• EXERCISE:
Continue the account of buying a used Porsche 911 from the point where it stops.

• SUPPLIED TEXT:
In my mission to be a walking, talking cliche I decided to fulfil a boyhood ambition in this, my 40th year, and buy a Porsche.

For whatever reason the cars I really want are the ones which were new in the mid to late 90's - and as the 993 was out of reach financially that meant the unloved 996.

Luckily I've always liked this most unloved of the Porsche family, and specifically I wanted the most analogue one that I could find, so amber indicators, cable throttle and the 3.4 litre dual-row IMS bearing model was what I was after.

I wanted a manual coupe, preferably with the M030 suspension, an LSD and sports seats. This meant disappointment was to be my constant companion when perusing Autotrader, eBay and Car and Classic.

Whenever I did find such a car (or, to be honest, one with two out of three) the vendor either never bothered to reply to my call/email, or did - to tell me that they'd just sold the car.

In the end I clicked on an advert without reading it as the main picture showed a silver coupe with amber indicators, and the search I'd run was "manual 911". The car turned out to be a five minute walk from my office so I fired a message at the seller asking to view the car. Then I saw it was a cabriolet. Dilemma.

I decided to go to see the car anyway as it was in the Selfridges car park and my office was in Soho, so it was a pleasant stroll with a coffee. I met the seller in the shoe department - something of a first. It turned out that he worked in the purchasing department, and hence had free central-London parking in the Selfridges complex. Handy.

The seller was a lovely guy, a true car enthusiast - he was selling the 911 to fund the refurbishment of his Maserati.

• Stored data entries:
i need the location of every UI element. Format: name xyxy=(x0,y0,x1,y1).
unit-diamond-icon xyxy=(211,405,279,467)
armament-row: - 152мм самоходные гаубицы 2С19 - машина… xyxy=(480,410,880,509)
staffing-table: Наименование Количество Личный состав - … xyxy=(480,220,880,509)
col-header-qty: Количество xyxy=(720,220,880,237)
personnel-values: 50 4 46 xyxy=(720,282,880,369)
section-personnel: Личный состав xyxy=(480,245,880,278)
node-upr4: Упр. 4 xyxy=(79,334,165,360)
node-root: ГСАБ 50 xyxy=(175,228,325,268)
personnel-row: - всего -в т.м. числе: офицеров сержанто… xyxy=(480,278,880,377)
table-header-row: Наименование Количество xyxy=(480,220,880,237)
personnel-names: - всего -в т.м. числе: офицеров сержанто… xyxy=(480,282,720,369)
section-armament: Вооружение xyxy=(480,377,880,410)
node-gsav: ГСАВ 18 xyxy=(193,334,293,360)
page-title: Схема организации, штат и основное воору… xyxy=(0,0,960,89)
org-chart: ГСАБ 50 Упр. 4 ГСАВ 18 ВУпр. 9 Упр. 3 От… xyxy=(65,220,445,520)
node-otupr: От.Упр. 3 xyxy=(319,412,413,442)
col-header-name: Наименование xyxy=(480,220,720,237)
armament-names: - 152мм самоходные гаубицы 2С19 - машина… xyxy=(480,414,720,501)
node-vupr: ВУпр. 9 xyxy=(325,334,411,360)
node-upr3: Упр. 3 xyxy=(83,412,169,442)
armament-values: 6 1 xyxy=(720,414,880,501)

• RESPONSE BELOW:
Regents Park is close by so we went there and drove laps whilst discussing the car, stopping to swap seats and to retract the roof. The roof thing was good - I liked the theatre, and it was pure fun tooling around top-down.

I'd almost cancelled this viewing and now I was seriously considering the car - I bid the seller farewell and went back to the office to think about things.

I'd taken a photo of the build sheet under the bonnet, so to check out the spec I ran the codes:

C26 South African market vehicle
139 Seat heating, left
340 Seat heating, right
197 Stronger battery
220 LSD
222 Traction control ASR AntriebsSchlupfRegelung
224 Traction control ABD Automatic Braking Differential
288 Headlamp washer
326 Cassette-radio Becker Porsche CR-21 ROW
375 Two way electical sports seat, left
376 Two way electical sports seat, right
421 Front cassette compartment
426 Three spoke steering wheel
441 Radio preparation
446 Wheel caps with coloured Porsche crest
454 Automatic speed control
490 Sound system, MY2002-> Sound system Harmann analog
551 Wind deflector
563 Side airbags
567 Top tinted windscreen
573 Automatic air conditioning
692 6-disc CD changer Becker Porsche CDC-3
936 Leather rear seats
981 Leather dashboard and door panels
983 leather front seats

Dammit New Reader
9/27/16 1:03 p.m.

We had sports seats and an LSD - quite a surprise, the LSD was a very rare option on these cars.

I decided to buy the car, and arranged with the vendor to get a pre-purchase inspection done.

This revealed £4,000 worth of work that needed to be done - all service items, but quite a few of them.

We negotiated the price and I bought the car, drove it home via my girlfriends office with (literally) a dry mouth due to the excitement. It was a good moment.

The next morning (this morning) I left the house at just past six and drove to a local Porsche Specialist:

Which is where the car is now. Unfortunately as he came apart more work was found - total bill now (for a total replacement of all suspension, control arms, aircon rebuild, new rads and more) is ~£5,500, more than half what I paid for the car. So - an expensive first day of ownership, hopefully once this is past all that will be left is to enjoy the car.

cdowd HalfDork
9/27/16 1:05 p.m.

Alsays nice to get them right from the start. It makes the experience much more enjoyable.

cdowd HalfDork
9/27/16 1:05 p.m.

looks beautiful as well congratulations!

Dammit New Reader
9/27/16 1:12 p.m.

Thanks! I bought another of my childhood "hero" cars around 9 years ago and have been steadily catching up on maintenance and also (frankly) modifying it far beyond what Volvo ever expected:

The Volvo is faster (380 vs 295 bhp), stops harder (AP Racing brakes on the Volvo vs the Porsche Brambo) and spits flame on the over-run.

The Porsche is actually the mild mannered, OEM vehicle of the two.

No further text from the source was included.